▶ [Objective]: Lay out each line of the records below as a numbered list, leaving out any blank lines.

# START OF Data records

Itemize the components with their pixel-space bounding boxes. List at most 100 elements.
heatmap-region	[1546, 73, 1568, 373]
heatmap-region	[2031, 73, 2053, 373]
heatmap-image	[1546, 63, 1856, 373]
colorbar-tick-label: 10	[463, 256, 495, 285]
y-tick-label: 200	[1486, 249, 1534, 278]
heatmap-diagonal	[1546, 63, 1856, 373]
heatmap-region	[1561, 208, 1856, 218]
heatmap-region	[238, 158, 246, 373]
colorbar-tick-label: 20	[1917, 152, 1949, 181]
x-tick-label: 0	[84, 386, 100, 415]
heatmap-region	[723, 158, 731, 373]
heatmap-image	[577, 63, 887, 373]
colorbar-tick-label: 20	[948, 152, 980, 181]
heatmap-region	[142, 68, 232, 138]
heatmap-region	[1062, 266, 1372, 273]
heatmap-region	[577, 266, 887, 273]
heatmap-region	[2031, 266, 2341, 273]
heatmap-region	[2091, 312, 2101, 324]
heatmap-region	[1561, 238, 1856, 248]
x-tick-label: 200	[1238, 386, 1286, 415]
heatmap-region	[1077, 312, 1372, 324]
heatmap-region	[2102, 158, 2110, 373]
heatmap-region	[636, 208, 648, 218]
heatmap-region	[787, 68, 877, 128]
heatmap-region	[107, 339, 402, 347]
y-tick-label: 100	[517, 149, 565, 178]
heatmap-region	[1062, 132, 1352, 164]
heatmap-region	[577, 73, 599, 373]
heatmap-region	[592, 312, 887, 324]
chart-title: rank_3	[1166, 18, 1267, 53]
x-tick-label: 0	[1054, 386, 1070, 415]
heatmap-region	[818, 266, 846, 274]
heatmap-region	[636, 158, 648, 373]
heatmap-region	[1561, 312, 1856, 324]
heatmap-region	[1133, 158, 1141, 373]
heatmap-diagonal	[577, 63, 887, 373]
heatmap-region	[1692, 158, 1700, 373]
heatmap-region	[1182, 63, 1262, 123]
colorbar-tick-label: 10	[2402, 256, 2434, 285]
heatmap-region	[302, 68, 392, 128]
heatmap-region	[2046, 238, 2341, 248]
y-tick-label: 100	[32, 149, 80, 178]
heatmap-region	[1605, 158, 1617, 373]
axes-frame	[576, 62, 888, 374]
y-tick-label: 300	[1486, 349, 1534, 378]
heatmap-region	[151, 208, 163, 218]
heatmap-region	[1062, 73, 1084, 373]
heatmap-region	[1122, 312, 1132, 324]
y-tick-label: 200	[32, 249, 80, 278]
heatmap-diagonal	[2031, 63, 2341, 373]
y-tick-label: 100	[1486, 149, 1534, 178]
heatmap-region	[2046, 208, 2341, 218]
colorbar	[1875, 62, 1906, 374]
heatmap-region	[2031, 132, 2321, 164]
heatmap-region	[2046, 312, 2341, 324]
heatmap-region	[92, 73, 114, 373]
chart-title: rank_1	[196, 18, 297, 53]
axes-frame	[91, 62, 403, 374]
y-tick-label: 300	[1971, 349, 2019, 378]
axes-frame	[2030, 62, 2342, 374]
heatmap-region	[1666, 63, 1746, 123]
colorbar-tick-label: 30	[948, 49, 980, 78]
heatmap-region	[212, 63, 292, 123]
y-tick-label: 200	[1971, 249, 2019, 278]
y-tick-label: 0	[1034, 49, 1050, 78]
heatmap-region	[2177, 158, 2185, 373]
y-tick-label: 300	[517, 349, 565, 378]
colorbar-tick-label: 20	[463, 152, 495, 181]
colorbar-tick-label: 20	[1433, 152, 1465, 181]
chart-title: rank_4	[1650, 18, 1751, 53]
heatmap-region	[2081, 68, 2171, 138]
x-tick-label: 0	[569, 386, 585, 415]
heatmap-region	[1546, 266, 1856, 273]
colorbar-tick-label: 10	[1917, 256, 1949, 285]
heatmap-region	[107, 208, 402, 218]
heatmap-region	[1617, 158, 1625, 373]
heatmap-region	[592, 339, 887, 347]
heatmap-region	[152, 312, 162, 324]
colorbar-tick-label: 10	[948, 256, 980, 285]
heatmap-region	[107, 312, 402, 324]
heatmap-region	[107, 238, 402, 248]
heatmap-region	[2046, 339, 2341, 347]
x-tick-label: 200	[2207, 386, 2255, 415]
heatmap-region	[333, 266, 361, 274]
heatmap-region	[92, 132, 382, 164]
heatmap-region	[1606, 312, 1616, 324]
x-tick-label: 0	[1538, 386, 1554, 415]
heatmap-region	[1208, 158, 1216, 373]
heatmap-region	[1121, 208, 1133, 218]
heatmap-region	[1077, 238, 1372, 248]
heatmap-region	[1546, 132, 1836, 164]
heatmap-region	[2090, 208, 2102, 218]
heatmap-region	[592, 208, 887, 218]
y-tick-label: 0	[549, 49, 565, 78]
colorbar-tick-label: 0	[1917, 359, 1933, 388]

# END OF Data records

▶ [Written answer]:
1. Itemize the components with their pixel-space bounding boxes. List at most 100 elements.
2. heatmap-region	[1546, 73, 1568, 373]
3. heatmap-region	[2031, 73, 2053, 373]
4. heatmap-image	[1546, 63, 1856, 373]
5. colorbar-tick-label: 10	[463, 256, 495, 285]
6. y-tick-label: 200	[1486, 249, 1534, 278]
7. heatmap-diagonal	[1546, 63, 1856, 373]
8. heatmap-region	[1561, 208, 1856, 218]
9. heatmap-region	[238, 158, 246, 373]
10. colorbar-tick-label: 20	[1917, 152, 1949, 181]
11. x-tick-label: 0	[84, 386, 100, 415]
12. heatmap-region	[723, 158, 731, 373]
13. heatmap-image	[577, 63, 887, 373]
14. colorbar-tick-label: 20	[948, 152, 980, 181]
15. heatmap-region	[142, 68, 232, 138]
16. heatmap-region	[1062, 266, 1372, 273]
17. heatmap-region	[577, 266, 887, 273]
18. heatmap-region	[2031, 266, 2341, 273]
19. heatmap-region	[2091, 312, 2101, 324]
20. heatmap-region	[1561, 238, 1856, 248]
21. x-tick-label: 200	[1238, 386, 1286, 415]
22. heatmap-region	[1077, 312, 1372, 324]
23. heatmap-region	[2102, 158, 2110, 373]
24. heatmap-region	[636, 208, 648, 218]
25. heatmap-region	[787, 68, 877, 128]
26. heatmap-region	[107, 339, 402, 347]
27. y-tick-label: 100	[517, 149, 565, 178]
28. heatmap-region	[1062, 132, 1352, 164]
29. heatmap-region	[577, 73, 599, 373]
30. heatmap-region	[592, 312, 887, 324]
31. chart-title: rank_3	[1166, 18, 1267, 53]
32. x-tick-label: 0	[1054, 386, 1070, 415]
33. heatmap-region	[818, 266, 846, 274]
34. heatmap-region	[636, 158, 648, 373]
35. heatmap-region	[1561, 312, 1856, 324]
36. heatmap-region	[1133, 158, 1141, 373]
37. heatmap-diagonal	[577, 63, 887, 373]
38. heatmap-region	[1692, 158, 1700, 373]
39. heatmap-region	[1182, 63, 1262, 123]
40. colorbar-tick-label: 10	[2402, 256, 2434, 285]
41. heatmap-region	[302, 68, 392, 128]
42. heatmap-region	[2046, 238, 2341, 248]
43. y-tick-label: 100	[32, 149, 80, 178]
44. heatmap-region	[1605, 158, 1617, 373]
45. axes-frame	[576, 62, 888, 374]
46. y-tick-label: 300	[1486, 349, 1534, 378]
47. heatmap-region	[151, 208, 163, 218]
48. heatmap-region	[1062, 73, 1084, 373]
49. heatmap-region	[1122, 312, 1132, 324]
50. y-tick-label: 200	[32, 249, 80, 278]
51. heatmap-diagonal	[2031, 63, 2341, 373]
52. y-tick-label: 100	[1486, 149, 1534, 178]
53. heatmap-region	[2046, 208, 2341, 218]
54. colorbar	[1875, 62, 1906, 374]
55. heatmap-region	[2031, 132, 2321, 164]
56. heatmap-region	[2046, 312, 2341, 324]
57. heatmap-region	[92, 73, 114, 373]
58. chart-title: rank_1	[196, 18, 297, 53]
59. axes-frame	[91, 62, 403, 374]
60. y-tick-label: 300	[1971, 349, 2019, 378]
61. axes-frame	[2030, 62, 2342, 374]
62. heatmap-region	[1666, 63, 1746, 123]
63. colorbar-tick-label: 30	[948, 49, 980, 78]
64. heatmap-region	[212, 63, 292, 123]
65. y-tick-label: 200	[1971, 249, 2019, 278]
66. y-tick-label: 0	[1034, 49, 1050, 78]
67. heatmap-region	[2177, 158, 2185, 373]
68. y-tick-label: 300	[517, 349, 565, 378]
69. colorbar-tick-label: 20	[463, 152, 495, 181]
70. colorbar-tick-label: 20	[1433, 152, 1465, 181]
71. chart-title: rank_4	[1650, 18, 1751, 53]
72. heatmap-region	[2081, 68, 2171, 138]
73. x-tick-label: 0	[569, 386, 585, 415]
74. heatmap-region	[1546, 266, 1856, 273]
75. colorbar-tick-label: 10	[1917, 256, 1949, 285]
76. heatmap-region	[107, 208, 402, 218]
77. heatmap-region	[1617, 158, 1625, 373]
78. heatmap-region	[592, 339, 887, 347]
79. heatmap-region	[152, 312, 162, 324]
80. colorbar-tick-label: 10	[948, 256, 980, 285]
81. heatmap-region	[107, 312, 402, 324]
82. heatmap-region	[107, 238, 402, 248]
83. heatmap-region	[2046, 339, 2341, 347]
84. x-tick-label: 200	[2207, 386, 2255, 415]
85. heatmap-region	[333, 266, 361, 274]
86. heatmap-region	[92, 132, 382, 164]
87. heatmap-region	[1606, 312, 1616, 324]
88. x-tick-label: 0	[1538, 386, 1554, 415]
89. heatmap-region	[1208, 158, 1216, 373]
90. heatmap-region	[1121, 208, 1133, 218]
91. heatmap-region	[1077, 238, 1372, 248]
92. heatmap-region	[1546, 132, 1836, 164]
93. heatmap-region	[2090, 208, 2102, 218]
94. heatmap-region	[592, 208, 887, 218]
95. y-tick-label: 0	[549, 49, 565, 78]
96. colorbar-tick-label: 0	[1917, 359, 1933, 388]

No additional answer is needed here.